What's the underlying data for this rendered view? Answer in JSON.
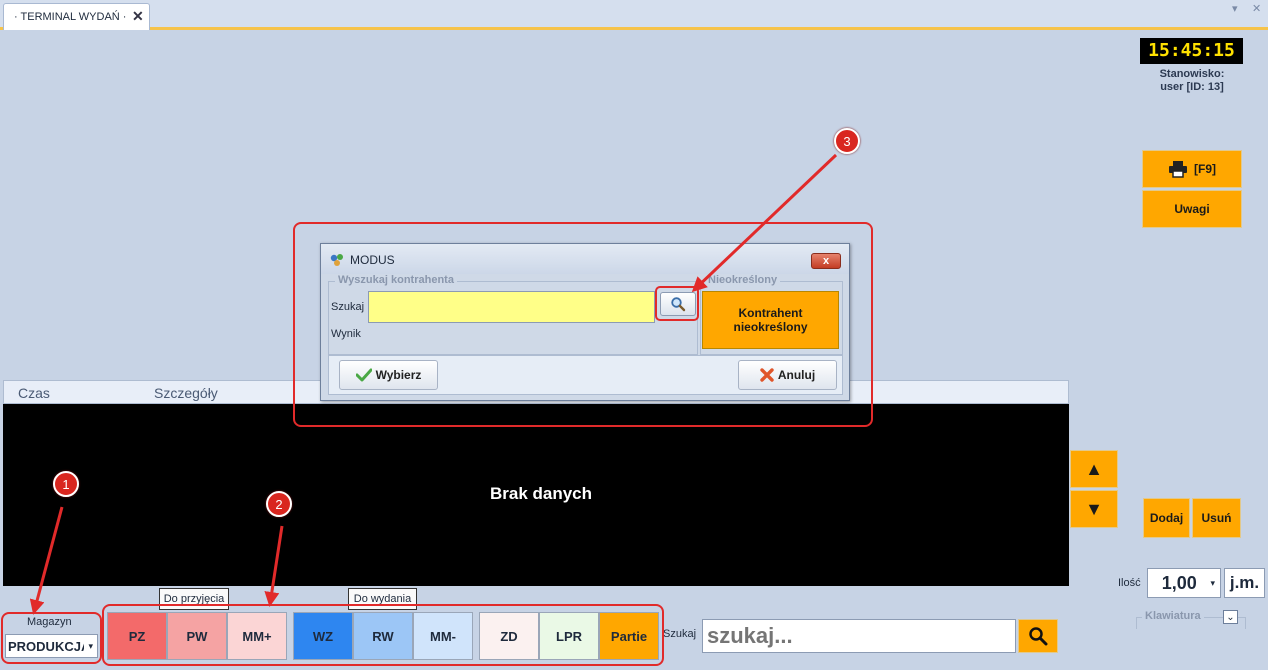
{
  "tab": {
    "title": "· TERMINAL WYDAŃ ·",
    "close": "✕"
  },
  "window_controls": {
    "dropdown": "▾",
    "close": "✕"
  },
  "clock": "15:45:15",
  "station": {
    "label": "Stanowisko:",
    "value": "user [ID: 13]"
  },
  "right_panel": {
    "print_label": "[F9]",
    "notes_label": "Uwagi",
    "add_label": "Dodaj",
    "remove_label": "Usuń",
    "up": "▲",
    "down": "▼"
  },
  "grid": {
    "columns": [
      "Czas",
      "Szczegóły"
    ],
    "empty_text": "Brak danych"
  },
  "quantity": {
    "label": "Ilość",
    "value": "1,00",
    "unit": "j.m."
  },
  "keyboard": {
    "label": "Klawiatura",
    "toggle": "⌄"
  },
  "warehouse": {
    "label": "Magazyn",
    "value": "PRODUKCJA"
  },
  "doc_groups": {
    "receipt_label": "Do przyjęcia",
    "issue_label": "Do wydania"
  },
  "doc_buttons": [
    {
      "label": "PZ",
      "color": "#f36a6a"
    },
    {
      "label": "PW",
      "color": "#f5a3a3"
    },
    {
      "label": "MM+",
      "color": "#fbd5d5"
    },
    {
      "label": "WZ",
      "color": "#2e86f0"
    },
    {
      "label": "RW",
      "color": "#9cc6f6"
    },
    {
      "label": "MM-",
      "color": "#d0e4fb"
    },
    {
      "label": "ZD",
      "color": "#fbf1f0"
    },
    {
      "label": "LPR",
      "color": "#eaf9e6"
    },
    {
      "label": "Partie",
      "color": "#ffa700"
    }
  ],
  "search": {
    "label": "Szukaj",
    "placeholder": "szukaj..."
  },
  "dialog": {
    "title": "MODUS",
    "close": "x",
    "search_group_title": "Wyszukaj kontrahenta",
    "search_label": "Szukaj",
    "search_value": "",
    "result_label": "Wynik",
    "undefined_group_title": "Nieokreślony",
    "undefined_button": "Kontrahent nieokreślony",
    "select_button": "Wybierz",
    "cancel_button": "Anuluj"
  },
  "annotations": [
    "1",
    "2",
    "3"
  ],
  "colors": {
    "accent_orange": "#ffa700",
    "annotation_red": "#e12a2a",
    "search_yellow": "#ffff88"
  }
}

[Task description] Replicate the material above verbatim; images stay out of the copy.

[Answer]
What's the underlying data for this rendered view? Answer in JSON.
{
  "tab": {
    "title": "· TERMINAL WYDAŃ ·",
    "close": "✕"
  },
  "window_controls": {
    "dropdown": "▾",
    "close": "✕"
  },
  "clock": "15:45:15",
  "station": {
    "label": "Stanowisko:",
    "value": "user [ID: 13]"
  },
  "right_panel": {
    "print_label": "[F9]",
    "notes_label": "Uwagi",
    "add_label": "Dodaj",
    "remove_label": "Usuń",
    "up": "▲",
    "down": "▼"
  },
  "grid": {
    "columns": [
      "Czas",
      "Szczegóły"
    ],
    "empty_text": "Brak danych"
  },
  "quantity": {
    "label": "Ilość",
    "value": "1,00",
    "unit": "j.m."
  },
  "keyboard": {
    "label": "Klawiatura",
    "toggle": "⌄"
  },
  "warehouse": {
    "label": "Magazyn",
    "value": "PRODUKCJA"
  },
  "doc_groups": {
    "receipt_label": "Do przyjęcia",
    "issue_label": "Do wydania"
  },
  "doc_buttons": [
    {
      "label": "PZ",
      "color": "#f36a6a"
    },
    {
      "label": "PW",
      "color": "#f5a3a3"
    },
    {
      "label": "MM+",
      "color": "#fbd5d5"
    },
    {
      "label": "WZ",
      "color": "#2e86f0"
    },
    {
      "label": "RW",
      "color": "#9cc6f6"
    },
    {
      "label": "MM-",
      "color": "#d0e4fb"
    },
    {
      "label": "ZD",
      "color": "#fbf1f0"
    },
    {
      "label": "LPR",
      "color": "#eaf9e6"
    },
    {
      "label": "Partie",
      "color": "#ffa700"
    }
  ],
  "search": {
    "label": "Szukaj",
    "placeholder": "szukaj..."
  },
  "dialog": {
    "title": "MODUS",
    "close": "x",
    "search_group_title": "Wyszukaj kontrahenta",
    "search_label": "Szukaj",
    "search_value": "",
    "result_label": "Wynik",
    "undefined_group_title": "Nieokreślony",
    "undefined_button": "Kontrahent nieokreślony",
    "select_button": "Wybierz",
    "cancel_button": "Anuluj"
  },
  "annotations": [
    "1",
    "2",
    "3"
  ],
  "colors": {
    "accent_orange": "#ffa700",
    "annotation_red": "#e12a2a",
    "search_yellow": "#ffff88"
  }
}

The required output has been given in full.